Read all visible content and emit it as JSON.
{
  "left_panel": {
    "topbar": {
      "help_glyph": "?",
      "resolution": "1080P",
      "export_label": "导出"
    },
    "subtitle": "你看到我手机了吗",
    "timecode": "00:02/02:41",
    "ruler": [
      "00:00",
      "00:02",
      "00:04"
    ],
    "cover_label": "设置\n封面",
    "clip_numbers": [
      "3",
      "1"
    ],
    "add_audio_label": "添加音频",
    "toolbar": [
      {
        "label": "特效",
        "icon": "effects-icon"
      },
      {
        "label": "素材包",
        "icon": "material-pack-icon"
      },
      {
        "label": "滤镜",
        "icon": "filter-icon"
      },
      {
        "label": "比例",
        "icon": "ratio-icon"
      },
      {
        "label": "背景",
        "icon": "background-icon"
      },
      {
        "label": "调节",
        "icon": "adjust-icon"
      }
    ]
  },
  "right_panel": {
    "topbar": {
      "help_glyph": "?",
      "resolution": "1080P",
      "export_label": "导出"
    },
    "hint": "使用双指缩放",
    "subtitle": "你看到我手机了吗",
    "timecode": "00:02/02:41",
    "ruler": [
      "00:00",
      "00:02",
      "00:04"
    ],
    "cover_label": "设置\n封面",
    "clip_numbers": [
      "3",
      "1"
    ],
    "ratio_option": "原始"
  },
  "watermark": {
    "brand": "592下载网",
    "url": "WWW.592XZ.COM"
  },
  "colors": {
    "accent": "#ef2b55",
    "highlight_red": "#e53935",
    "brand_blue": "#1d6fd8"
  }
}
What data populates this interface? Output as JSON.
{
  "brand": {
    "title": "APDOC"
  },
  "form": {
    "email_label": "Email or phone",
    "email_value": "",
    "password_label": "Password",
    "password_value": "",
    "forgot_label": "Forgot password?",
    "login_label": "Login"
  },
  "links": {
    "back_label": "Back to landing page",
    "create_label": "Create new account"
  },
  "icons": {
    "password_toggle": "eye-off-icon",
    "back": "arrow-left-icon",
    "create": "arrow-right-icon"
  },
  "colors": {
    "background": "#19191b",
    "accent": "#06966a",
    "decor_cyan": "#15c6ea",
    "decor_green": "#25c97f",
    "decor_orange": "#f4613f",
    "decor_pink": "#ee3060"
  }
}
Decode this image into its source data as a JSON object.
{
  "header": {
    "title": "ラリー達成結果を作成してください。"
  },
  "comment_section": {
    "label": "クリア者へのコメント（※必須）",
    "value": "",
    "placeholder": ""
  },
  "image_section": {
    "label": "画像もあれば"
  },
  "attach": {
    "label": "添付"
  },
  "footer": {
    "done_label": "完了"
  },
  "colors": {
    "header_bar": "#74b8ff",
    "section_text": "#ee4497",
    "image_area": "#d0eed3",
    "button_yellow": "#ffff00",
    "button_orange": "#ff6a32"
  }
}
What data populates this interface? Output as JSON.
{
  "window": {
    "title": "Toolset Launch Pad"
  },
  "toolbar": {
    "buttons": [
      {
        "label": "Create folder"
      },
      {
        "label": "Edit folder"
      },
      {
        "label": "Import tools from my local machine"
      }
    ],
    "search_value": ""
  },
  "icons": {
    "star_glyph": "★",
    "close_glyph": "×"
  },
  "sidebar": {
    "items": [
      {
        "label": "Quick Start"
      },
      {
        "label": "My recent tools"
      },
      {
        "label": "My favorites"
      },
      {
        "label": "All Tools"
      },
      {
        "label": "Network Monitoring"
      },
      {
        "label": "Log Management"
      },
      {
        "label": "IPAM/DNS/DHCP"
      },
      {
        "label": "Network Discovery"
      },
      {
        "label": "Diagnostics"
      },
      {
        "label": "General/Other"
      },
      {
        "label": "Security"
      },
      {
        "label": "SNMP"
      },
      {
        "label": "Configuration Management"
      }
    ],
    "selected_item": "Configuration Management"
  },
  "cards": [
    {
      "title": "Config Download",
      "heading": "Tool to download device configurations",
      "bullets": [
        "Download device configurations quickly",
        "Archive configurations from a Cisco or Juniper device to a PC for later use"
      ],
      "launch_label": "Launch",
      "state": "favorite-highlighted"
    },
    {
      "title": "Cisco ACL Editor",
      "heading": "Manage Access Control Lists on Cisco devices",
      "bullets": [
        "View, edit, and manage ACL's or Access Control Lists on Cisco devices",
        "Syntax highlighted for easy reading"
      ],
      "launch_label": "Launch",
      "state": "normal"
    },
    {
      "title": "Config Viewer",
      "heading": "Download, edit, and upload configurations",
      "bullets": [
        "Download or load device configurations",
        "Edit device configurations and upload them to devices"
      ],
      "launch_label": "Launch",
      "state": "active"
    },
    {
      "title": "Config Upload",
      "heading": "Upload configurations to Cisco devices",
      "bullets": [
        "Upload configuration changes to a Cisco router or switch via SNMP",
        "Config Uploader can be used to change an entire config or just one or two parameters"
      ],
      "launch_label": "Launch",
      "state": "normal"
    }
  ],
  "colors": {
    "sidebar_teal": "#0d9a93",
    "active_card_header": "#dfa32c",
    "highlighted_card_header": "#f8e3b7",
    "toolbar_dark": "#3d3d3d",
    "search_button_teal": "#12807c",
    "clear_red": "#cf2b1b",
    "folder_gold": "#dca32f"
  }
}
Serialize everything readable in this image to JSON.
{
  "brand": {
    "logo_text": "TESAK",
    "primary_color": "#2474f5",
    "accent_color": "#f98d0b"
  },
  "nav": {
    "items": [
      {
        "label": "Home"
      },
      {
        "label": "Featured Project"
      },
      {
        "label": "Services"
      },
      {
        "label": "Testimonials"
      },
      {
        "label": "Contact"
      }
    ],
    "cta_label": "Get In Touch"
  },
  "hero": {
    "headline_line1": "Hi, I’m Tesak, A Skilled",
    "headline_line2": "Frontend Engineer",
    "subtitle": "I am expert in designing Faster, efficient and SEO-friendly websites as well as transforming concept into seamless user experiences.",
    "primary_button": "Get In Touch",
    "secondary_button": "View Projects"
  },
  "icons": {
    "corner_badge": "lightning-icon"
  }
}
********************
## What is asked:
Pull out each line containing the word "configurations" and copy it.

## Solved problem:
      "heading": "Tool to download device configurations",
        "Download device configurations quickly",
        "Archive configurations from a Cisco or Juniper device to a PC for later use"
      "heading": "Download, edit, and upload configurations",
        "Download or load device configurations",
        "Edit device configurations and upload them to devices"
      "heading": "Upload configurations to Cisco devices",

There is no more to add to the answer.